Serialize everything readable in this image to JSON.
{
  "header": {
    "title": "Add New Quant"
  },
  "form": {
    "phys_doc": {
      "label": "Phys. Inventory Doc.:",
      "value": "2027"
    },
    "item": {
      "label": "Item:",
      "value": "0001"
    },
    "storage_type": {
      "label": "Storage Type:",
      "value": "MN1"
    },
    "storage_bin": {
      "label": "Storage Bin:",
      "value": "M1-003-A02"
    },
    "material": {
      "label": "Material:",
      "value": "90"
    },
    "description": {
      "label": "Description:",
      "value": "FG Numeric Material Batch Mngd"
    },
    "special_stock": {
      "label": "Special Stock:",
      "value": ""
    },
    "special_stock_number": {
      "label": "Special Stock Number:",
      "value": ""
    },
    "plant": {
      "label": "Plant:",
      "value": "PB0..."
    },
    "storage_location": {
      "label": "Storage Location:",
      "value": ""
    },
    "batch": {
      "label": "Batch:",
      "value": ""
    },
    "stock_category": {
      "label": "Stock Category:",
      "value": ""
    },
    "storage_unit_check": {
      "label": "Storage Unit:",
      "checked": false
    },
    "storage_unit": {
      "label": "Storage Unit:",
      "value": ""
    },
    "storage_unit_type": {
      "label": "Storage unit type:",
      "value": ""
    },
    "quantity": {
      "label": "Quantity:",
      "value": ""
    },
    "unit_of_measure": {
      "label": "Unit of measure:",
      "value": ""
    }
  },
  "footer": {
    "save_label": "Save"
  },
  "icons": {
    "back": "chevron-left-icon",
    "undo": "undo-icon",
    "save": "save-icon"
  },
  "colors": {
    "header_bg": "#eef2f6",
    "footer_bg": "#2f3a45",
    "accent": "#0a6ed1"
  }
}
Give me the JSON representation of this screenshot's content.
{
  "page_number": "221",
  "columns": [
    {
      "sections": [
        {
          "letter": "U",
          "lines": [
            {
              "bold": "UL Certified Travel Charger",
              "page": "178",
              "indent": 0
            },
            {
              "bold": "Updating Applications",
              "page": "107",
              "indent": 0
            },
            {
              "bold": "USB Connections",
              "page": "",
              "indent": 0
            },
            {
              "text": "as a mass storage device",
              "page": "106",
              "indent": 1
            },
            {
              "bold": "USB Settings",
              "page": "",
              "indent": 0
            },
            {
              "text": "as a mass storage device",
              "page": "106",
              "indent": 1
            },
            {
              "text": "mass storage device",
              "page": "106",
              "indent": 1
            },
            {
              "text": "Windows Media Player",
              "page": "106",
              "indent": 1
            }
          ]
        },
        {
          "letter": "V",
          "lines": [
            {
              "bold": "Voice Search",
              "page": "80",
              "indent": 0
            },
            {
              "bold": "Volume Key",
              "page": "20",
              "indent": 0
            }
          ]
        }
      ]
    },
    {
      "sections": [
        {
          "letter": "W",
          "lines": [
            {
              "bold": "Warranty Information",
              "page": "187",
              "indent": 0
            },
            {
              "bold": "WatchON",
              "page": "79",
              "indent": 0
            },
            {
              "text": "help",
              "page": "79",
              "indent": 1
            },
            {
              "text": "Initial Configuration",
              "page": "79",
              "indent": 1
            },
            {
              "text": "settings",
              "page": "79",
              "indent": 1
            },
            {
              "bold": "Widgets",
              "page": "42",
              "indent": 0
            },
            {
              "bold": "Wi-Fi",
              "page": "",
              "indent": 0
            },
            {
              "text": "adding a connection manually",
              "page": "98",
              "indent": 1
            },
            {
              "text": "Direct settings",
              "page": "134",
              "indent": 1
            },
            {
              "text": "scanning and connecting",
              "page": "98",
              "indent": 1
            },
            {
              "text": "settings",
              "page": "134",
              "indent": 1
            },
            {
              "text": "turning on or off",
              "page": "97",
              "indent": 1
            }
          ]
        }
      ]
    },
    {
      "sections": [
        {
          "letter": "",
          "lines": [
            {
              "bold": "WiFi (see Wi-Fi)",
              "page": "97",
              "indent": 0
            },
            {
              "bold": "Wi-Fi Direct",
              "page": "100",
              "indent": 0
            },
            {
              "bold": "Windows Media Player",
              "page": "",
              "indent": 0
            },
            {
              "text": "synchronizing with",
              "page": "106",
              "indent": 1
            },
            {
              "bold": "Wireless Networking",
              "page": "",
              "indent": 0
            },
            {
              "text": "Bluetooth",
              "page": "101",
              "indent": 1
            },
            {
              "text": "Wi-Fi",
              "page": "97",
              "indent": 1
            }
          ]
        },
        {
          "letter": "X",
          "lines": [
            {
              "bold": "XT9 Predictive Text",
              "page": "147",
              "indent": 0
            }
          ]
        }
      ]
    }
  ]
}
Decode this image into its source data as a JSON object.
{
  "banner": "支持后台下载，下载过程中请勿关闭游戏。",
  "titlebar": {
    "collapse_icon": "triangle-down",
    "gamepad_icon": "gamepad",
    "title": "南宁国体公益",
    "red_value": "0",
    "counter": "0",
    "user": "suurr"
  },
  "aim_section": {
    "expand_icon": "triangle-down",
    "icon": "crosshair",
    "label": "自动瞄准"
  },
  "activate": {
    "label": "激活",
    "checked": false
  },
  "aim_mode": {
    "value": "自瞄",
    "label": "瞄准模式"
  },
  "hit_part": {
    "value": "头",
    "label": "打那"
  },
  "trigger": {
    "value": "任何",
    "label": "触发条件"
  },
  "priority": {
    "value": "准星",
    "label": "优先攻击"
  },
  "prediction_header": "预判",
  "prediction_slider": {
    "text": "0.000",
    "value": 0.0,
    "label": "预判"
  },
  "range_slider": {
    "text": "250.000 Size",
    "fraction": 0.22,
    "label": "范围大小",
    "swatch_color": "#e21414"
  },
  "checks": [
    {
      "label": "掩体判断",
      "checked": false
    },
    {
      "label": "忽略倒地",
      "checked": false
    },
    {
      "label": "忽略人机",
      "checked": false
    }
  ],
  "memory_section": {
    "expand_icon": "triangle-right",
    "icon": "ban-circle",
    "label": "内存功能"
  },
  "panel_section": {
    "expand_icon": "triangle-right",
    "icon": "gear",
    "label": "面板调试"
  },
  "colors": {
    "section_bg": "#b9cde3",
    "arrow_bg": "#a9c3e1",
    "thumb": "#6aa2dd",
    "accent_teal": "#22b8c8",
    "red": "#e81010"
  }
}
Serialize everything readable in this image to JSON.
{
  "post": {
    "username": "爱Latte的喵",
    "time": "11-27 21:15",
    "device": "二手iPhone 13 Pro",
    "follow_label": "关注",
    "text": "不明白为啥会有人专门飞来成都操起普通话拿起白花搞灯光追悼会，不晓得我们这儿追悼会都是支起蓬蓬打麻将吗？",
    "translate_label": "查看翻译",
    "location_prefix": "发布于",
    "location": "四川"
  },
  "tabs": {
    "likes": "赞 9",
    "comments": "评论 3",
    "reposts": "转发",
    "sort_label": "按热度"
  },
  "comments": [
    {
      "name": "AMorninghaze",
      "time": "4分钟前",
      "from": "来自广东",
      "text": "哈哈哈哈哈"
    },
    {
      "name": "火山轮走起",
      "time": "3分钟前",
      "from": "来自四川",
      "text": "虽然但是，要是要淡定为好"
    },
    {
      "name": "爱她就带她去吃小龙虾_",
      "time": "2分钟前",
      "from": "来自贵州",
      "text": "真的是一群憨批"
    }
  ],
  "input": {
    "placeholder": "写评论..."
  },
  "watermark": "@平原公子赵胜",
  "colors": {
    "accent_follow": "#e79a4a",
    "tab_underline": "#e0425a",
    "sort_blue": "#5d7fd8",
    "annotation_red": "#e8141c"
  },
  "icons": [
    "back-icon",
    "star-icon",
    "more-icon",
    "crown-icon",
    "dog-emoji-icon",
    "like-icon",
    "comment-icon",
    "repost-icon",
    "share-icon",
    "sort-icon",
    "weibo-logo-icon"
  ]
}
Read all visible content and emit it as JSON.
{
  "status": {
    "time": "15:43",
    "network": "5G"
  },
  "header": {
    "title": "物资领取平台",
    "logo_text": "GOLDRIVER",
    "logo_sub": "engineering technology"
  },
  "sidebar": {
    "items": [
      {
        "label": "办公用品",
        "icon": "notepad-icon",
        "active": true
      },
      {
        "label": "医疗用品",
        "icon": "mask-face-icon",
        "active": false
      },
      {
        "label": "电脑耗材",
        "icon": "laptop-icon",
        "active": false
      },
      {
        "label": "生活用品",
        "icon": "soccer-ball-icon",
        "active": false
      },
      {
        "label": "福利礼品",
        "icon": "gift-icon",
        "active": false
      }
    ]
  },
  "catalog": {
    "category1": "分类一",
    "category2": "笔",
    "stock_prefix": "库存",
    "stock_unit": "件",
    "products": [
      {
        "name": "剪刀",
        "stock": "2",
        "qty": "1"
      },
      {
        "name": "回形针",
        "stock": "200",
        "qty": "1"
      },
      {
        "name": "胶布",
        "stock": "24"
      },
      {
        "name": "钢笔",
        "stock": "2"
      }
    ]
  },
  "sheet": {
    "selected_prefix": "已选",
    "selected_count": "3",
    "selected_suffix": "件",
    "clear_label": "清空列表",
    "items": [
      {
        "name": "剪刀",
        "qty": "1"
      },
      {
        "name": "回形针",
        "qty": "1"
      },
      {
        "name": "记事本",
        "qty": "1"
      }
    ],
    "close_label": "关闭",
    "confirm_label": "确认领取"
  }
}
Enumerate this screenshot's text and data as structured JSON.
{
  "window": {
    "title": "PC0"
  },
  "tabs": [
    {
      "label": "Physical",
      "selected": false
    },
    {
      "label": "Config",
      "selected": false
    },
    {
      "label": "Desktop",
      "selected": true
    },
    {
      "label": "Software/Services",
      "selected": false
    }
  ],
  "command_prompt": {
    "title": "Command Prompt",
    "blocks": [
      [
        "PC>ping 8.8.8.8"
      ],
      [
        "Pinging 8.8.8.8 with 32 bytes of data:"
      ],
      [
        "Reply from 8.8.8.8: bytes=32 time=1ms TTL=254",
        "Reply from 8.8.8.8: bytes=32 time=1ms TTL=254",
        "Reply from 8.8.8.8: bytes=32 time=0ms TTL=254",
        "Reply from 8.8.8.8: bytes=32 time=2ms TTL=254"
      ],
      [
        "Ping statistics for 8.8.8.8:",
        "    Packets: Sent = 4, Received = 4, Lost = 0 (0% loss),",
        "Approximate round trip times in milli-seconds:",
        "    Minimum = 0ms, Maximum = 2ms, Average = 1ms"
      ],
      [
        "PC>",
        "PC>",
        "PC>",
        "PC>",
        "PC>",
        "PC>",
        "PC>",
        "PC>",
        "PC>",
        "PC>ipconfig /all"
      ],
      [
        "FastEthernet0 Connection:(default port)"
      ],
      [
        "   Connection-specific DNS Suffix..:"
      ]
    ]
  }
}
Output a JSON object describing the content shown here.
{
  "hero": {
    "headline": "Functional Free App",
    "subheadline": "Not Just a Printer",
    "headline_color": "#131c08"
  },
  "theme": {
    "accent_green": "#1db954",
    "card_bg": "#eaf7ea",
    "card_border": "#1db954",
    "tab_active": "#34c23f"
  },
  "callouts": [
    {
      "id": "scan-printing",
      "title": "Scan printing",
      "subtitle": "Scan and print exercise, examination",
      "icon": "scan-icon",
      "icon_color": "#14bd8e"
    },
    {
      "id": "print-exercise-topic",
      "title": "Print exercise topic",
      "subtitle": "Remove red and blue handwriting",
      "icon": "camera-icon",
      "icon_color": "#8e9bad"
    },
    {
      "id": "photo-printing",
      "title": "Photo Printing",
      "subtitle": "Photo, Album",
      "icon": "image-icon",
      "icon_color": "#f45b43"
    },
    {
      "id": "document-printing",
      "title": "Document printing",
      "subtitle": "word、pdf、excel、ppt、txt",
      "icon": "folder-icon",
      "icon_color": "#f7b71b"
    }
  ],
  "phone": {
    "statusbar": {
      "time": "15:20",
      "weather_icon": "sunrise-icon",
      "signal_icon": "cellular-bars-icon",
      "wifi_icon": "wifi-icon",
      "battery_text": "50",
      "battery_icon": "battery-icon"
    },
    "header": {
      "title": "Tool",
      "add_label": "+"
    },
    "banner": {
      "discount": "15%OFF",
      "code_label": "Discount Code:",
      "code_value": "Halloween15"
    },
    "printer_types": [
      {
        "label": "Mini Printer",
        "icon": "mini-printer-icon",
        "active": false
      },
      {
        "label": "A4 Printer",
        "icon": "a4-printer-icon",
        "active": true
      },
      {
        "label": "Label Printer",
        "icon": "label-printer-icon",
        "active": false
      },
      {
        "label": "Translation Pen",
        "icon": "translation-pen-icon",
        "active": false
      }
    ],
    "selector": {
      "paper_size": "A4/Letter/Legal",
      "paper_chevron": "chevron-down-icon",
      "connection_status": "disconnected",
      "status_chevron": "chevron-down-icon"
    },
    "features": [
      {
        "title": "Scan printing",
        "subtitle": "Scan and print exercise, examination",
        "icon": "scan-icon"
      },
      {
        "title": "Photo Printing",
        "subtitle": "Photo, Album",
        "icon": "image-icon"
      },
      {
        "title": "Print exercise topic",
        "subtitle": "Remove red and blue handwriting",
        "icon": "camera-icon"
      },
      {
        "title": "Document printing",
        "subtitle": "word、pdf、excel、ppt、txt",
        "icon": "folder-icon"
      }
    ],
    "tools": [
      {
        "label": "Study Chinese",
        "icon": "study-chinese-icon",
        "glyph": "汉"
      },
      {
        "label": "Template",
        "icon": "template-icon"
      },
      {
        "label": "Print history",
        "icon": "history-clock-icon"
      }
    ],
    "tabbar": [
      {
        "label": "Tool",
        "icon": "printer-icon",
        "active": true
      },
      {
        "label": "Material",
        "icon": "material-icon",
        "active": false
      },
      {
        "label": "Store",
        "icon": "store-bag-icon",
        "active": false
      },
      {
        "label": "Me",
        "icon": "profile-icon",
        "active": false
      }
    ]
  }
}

--- --- ---

EXERCISE: Identify how many lines in the entries above contain the word "this" and provide only that figure.

EXERCISE SOLUTION: 5